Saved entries
═══
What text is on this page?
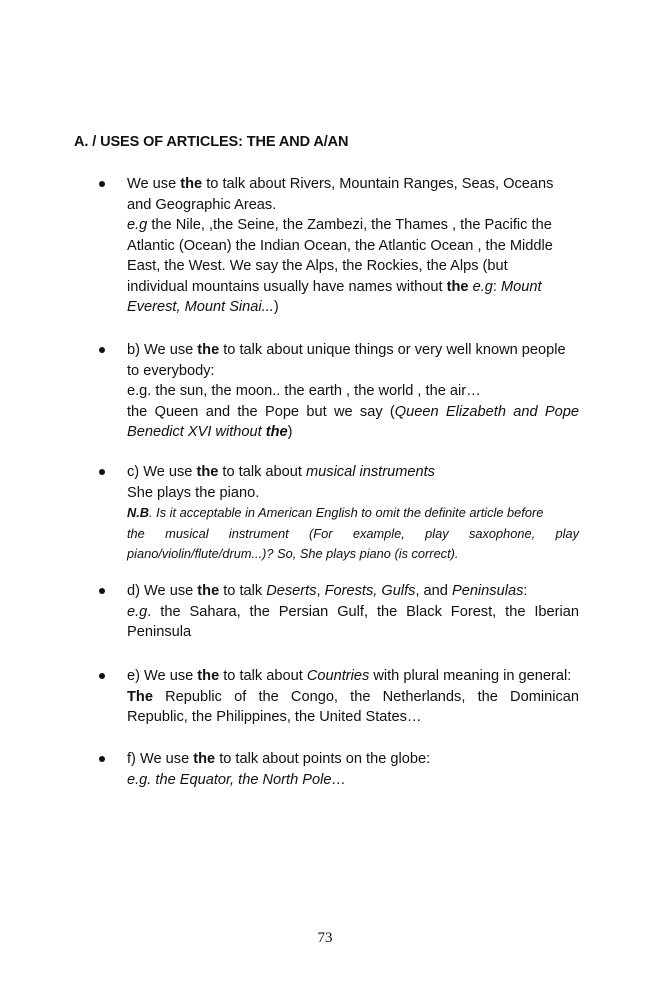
A. / USES OF ARTICLES: THE AND A/AN
We use the to talk about Rivers, Mountain Ranges, Seas, Oceans
and Geographic Areas.
e.g the Nile, ,the Seine, the Zambezi, the Thames , the Pacific the
Atlantic (Ocean) the Indian Ocean, the Atlantic Ocean , the Middle
East, the West. We say the Alps, the Rockies, the Alps (but
individual mountains usually have names without the e.g: Mount
Everest, Mount Sinai...)
b) We use the to talk about unique things or very well known people
to everybody:
e.g. the sun, the moon.. the earth , the world , the air…
the Queen and the Pope but we say (Queen Elizabeth and Pope
Benedict XVI without the)
c) We use the to talk about musical instruments
She plays the piano.
N.B. Is it acceptable in American English to omit the definite article before
the musical instrument (For example, play saxophone, play
piano/violin/flute/drum...)? So, She plays piano (is correct).
d) We use the to talk Deserts, Forests, Gulfs, and Peninsulas:
e.g. the Sahara, the Persian Gulf, the Black Forest, the Iberian
Peninsula
e) We use the to talk about Countries with plural meaning in general:
The Republic of the Congo, the Netherlands, the Dominican
Republic, the Philippines, the United States…
f) We use the to talk about points on the globe:
e.g. the Equator, the North Pole…
73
═══
EXERCISE GOAL » Each record above should come back exactly the same, only without its pictures.

SOLUTION BELOW »
What text is on this page?
A. / USES OF ARTICLES: THE AND A/AN
We use the to talk about Rivers, Mountain Ranges, Seas, Oceans
and Geographic Areas.
e.g the Nile, ,the Seine, the Zambezi, the Thames , the Pacific the
Atlantic (Ocean) the Indian Ocean, the Atlantic Ocean , the Middle
East, the West. We say the Alps, the Rockies, the Alps (but
individual mountains usually have names without the e.g: Mount
Everest, Mount Sinai...)
b) We use the to talk about unique things or very well known people
to everybody:
e.g. the sun, the moon.. the earth , the world , the air…
the Queen and the Pope but we say (Queen Elizabeth and Pope
Benedict XVI without the)
c) We use the to talk about musical instruments
She plays the piano.
N.B. Is it acceptable in American English to omit the definite article before
the musical instrument (For example, play saxophone, play
piano/violin/flute/drum...)? So, She plays piano (is correct).
d) We use the to talk Deserts, Forests, Gulfs, and Peninsulas:
e.g. the Sahara, the Persian Gulf, the Black Forest, the Iberian
Peninsula
e) We use the to talk about Countries with plural meaning in general:
The Republic of the Congo, the Netherlands, the Dominican
Republic, the Philippines, the United States…
f) We use the to talk about points on the globe:
e.g. the Equator, the North Pole…
73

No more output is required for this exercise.